#### [Direction]
Report how many lines of the following entries include the string "Error"; respond with the number alone.
:: Entries provided
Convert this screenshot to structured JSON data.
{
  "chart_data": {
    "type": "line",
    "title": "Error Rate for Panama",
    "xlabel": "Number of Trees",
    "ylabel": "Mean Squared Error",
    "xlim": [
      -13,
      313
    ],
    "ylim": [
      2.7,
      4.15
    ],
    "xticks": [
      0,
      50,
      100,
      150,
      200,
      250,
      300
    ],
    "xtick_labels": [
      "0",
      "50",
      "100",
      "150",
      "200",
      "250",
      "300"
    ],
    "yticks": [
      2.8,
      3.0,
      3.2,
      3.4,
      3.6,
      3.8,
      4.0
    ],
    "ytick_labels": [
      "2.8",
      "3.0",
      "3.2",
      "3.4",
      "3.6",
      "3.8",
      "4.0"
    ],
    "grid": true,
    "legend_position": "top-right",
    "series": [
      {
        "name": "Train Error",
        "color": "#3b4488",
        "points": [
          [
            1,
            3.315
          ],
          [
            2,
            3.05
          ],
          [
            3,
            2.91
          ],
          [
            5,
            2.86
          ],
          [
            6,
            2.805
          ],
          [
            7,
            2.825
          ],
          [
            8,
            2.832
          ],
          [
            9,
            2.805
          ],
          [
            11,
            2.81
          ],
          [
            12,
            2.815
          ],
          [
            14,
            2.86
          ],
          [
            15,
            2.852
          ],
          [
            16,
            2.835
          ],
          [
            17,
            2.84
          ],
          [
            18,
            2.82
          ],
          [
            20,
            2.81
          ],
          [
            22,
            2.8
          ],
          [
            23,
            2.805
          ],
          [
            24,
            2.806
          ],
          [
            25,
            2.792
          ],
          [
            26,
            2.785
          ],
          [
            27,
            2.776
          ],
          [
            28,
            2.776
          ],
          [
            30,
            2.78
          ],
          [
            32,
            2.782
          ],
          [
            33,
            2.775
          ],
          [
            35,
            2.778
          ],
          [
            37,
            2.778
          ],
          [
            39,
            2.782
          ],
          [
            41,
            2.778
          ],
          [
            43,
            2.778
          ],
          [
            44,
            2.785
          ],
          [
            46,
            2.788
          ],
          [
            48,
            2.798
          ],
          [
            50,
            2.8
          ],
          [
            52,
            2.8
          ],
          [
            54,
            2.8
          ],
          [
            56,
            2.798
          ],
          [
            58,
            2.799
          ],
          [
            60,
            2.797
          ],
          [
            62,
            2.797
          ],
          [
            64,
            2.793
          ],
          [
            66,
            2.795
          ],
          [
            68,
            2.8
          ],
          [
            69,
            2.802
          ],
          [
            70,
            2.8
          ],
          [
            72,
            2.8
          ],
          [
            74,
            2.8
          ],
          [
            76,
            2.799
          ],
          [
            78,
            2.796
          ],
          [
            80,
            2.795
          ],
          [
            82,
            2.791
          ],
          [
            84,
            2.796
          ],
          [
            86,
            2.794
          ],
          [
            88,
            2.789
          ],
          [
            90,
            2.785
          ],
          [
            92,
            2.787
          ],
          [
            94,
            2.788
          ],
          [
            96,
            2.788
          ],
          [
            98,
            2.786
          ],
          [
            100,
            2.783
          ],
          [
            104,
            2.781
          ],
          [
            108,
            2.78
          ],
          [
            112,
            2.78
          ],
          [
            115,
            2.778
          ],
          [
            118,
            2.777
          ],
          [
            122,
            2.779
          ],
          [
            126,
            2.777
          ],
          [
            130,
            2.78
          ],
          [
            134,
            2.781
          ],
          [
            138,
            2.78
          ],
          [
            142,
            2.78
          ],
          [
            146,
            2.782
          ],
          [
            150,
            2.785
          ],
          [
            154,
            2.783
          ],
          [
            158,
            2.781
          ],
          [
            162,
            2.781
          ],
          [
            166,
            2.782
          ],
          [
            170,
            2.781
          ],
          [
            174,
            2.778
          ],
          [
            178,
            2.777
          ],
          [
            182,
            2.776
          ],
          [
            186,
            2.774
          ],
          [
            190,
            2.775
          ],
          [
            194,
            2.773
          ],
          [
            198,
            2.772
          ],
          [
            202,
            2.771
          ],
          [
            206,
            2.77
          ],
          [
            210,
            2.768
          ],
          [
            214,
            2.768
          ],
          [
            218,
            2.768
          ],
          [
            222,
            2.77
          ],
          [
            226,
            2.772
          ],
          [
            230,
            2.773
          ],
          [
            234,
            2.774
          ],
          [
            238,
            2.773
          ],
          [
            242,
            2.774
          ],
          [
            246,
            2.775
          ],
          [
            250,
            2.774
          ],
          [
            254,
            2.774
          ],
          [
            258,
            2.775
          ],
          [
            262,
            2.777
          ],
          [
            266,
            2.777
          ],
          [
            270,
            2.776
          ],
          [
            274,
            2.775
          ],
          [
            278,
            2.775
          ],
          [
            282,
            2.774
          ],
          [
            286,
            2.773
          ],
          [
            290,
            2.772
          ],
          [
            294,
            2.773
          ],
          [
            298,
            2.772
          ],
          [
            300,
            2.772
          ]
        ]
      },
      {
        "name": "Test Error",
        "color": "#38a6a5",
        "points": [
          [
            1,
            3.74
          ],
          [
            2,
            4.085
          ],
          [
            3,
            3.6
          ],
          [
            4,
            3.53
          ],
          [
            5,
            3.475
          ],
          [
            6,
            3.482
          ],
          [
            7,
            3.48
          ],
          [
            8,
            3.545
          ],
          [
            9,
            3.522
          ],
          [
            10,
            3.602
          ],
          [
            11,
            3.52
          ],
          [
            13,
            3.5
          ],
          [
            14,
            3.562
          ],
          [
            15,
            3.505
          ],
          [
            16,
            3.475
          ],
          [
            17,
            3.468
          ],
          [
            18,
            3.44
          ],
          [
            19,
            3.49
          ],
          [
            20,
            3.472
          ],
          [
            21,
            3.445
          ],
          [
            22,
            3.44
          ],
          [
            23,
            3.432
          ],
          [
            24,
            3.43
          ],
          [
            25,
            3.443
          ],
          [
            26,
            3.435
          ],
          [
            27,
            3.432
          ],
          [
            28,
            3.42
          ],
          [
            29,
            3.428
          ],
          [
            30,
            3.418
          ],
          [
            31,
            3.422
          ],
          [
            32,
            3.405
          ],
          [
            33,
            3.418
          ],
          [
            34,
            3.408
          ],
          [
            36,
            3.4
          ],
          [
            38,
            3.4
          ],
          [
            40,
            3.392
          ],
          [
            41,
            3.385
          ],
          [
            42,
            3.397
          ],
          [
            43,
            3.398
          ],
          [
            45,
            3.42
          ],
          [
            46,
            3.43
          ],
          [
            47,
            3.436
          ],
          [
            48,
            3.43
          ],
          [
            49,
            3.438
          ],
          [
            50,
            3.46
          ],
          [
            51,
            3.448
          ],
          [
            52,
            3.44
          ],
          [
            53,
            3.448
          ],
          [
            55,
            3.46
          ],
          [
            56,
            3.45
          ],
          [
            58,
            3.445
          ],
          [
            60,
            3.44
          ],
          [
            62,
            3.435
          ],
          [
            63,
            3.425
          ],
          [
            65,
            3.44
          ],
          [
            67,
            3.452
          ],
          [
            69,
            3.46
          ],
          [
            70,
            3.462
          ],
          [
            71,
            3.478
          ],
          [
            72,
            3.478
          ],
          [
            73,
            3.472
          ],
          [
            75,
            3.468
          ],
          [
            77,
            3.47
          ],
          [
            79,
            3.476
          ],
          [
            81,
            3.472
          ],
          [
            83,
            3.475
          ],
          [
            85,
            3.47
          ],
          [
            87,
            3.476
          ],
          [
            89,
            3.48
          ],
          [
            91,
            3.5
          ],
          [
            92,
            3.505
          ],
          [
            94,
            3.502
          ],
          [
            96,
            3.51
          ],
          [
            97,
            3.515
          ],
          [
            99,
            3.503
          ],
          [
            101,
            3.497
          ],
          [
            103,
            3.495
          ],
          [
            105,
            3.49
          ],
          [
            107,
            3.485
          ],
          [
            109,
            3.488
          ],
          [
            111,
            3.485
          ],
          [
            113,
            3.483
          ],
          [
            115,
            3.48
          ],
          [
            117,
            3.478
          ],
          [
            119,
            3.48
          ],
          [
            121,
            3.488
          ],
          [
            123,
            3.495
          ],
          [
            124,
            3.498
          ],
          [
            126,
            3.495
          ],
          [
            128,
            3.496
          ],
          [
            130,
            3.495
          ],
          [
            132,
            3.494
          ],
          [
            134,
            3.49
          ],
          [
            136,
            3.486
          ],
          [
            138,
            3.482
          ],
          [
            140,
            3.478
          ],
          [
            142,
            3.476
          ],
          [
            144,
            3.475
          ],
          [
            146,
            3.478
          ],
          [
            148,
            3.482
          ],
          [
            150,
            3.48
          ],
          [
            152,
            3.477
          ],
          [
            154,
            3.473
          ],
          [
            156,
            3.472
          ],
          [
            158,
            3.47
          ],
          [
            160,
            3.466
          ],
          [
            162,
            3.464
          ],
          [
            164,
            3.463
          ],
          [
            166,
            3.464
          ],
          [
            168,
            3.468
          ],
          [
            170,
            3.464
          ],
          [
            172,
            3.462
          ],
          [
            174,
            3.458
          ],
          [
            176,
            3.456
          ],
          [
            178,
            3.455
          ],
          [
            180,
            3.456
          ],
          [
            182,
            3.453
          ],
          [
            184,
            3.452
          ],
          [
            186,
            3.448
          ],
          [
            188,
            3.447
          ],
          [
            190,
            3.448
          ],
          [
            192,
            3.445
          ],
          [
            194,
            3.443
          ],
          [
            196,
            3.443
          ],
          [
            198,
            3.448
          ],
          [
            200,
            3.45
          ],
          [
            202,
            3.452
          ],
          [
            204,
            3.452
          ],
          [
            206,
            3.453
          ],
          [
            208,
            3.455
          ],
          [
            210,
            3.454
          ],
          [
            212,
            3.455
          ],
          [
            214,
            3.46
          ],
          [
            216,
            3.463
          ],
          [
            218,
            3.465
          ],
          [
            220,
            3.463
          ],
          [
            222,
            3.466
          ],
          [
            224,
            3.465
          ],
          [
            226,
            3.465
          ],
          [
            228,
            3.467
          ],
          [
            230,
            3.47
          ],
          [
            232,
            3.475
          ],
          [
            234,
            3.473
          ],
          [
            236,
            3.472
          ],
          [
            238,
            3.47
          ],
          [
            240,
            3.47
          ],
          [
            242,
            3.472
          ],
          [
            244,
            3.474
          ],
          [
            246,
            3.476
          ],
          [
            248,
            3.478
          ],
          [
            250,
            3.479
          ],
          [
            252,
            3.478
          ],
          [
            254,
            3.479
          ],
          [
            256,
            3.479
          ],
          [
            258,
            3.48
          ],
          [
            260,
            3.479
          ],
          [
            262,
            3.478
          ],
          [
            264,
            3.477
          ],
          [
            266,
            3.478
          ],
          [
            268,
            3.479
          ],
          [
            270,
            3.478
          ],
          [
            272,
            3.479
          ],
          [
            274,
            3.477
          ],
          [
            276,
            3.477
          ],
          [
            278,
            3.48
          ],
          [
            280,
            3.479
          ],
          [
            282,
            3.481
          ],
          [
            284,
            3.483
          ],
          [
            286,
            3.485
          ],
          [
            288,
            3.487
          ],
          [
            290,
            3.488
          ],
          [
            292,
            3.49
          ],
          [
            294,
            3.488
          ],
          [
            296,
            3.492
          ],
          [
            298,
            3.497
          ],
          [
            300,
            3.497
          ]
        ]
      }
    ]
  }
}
::::
#### [Solution to this task]
4